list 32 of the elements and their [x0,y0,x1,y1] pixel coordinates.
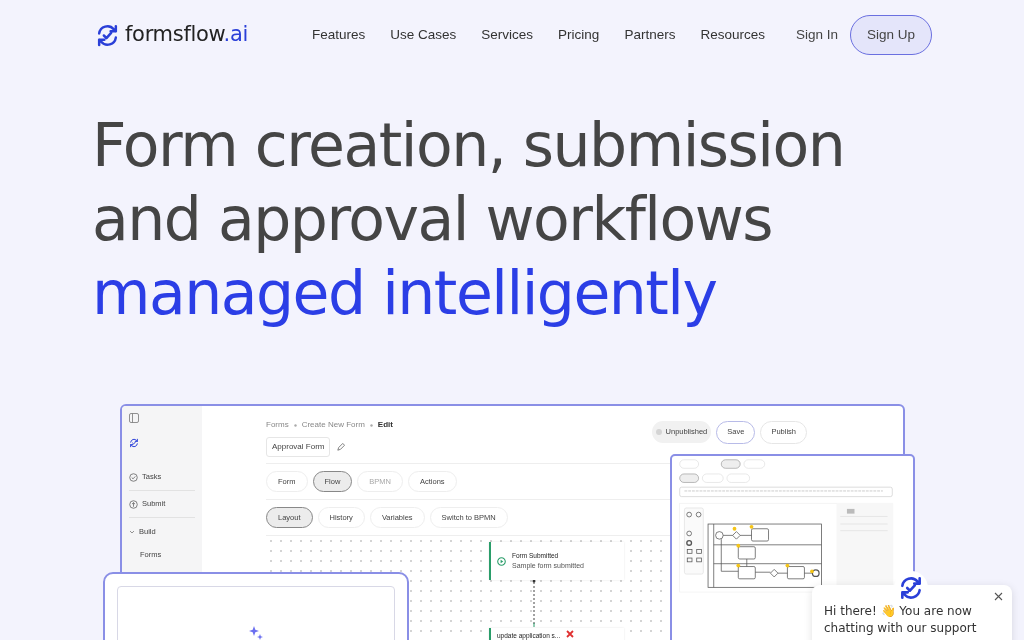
sparkle-icon [248,625,264,640]
app-logo-icon [129,438,139,448]
connector-line [532,579,536,627]
headline-line: managed intelligently [92,257,717,330]
sign-in-link[interactable]: Sign In [795,24,838,46]
pencil-icon[interactable] [336,442,346,452]
logo-icon [95,22,120,48]
separator-icon [369,423,373,427]
nav-link[interactable]: Use Cases [390,24,457,46]
logo-text[interactable]: formsflow.ai [125,19,248,51]
nav-link[interactable]: Features [312,24,366,46]
separator-icon [293,423,297,427]
headline-line: and approval workflows [92,183,772,256]
nav-link[interactable]: Services [481,24,534,46]
headline-line: Form creation, submission [92,109,845,182]
breadcrumb-link[interactable]: Forms [266,419,289,431]
nav-link[interactable]: Partners [624,24,676,46]
form-name-field[interactable]: Approval Form [266,437,331,457]
nav-link[interactable]: Pricing [558,24,600,46]
upload-circle-icon [129,499,138,509]
chevron-icon [129,528,135,535]
close-button[interactable] [992,590,1004,602]
breadcrumb-link[interactable]: Edit [377,419,393,431]
play-icon [497,556,506,566]
panel-toggle-icon[interactable] [129,413,139,423]
breadcrumb-link[interactable]: Create New Form [301,419,365,431]
close-icon [566,630,575,638]
nav-link[interactable]: Resources [700,24,765,46]
chat-message: Hi there! 👋 You are now chatting with our support [824,603,978,637]
chat-logo-icon [898,575,924,601]
check-circle-icon [129,472,138,482]
sign-up-button[interactable]: Sign Up [849,15,932,55]
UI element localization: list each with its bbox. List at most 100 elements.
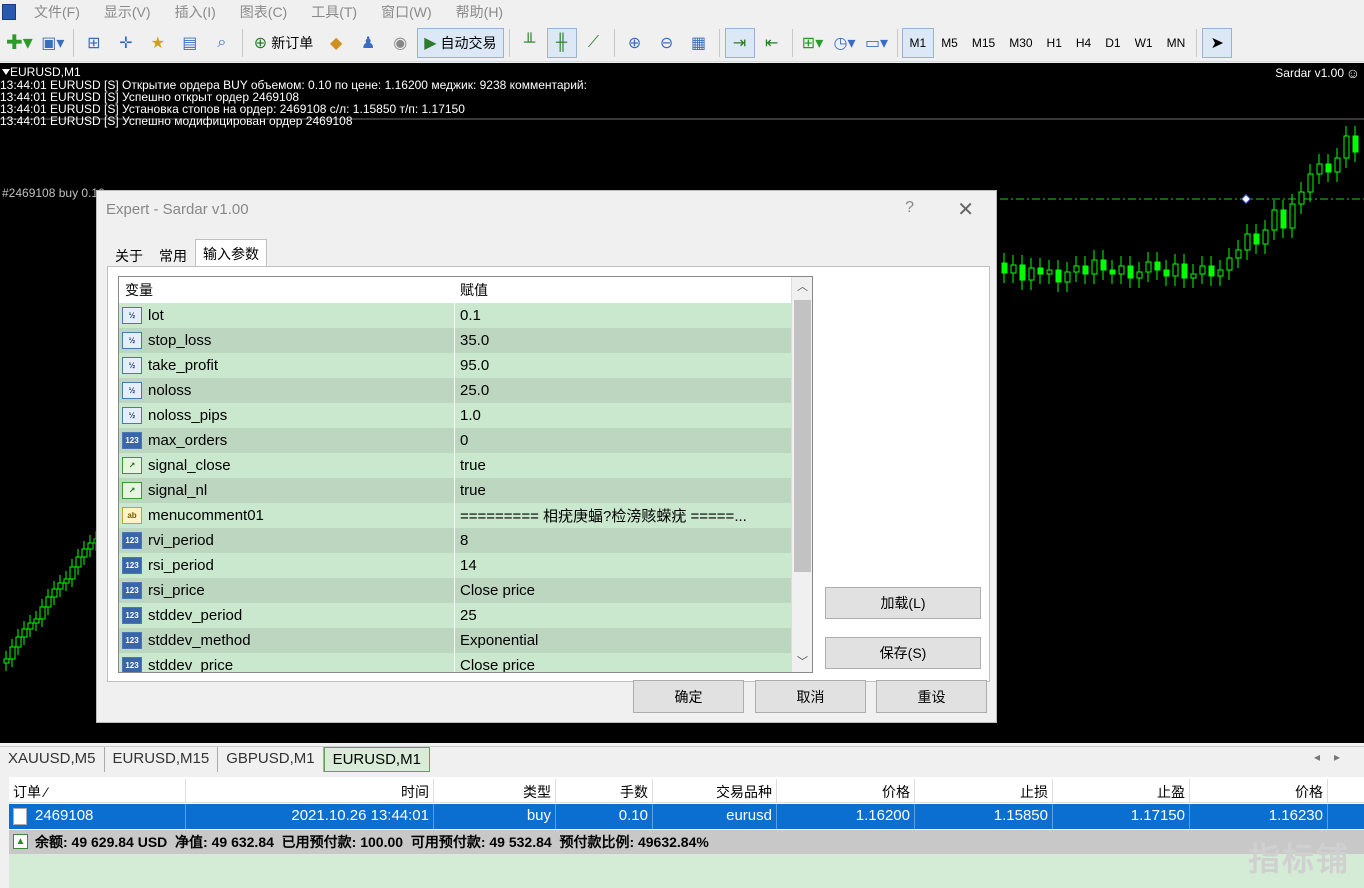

────────────────────────────────────────

TASK TO COMPLETE: Format the entries as a numbered list with no blank lines, beginning at the line that contains "sparkle-icon [248,625,264,640]" and stopping after the line that contains "logo-icon [95,22,120,48]".

RESULT FOR THIS TASK:
1. sparkle-icon [248,625,264,640]
2. app-logo-icon [129,438,139,448]
3. connector-line [532,579,536,627]
4. headline-line: managed intelligently [92,257,717,330]
5. sign-in-link[interactable]: Sign In [795,24,838,46]
6. pencil-icon[interactable] [336,442,346,452]
7. logo-icon [95,22,120,48]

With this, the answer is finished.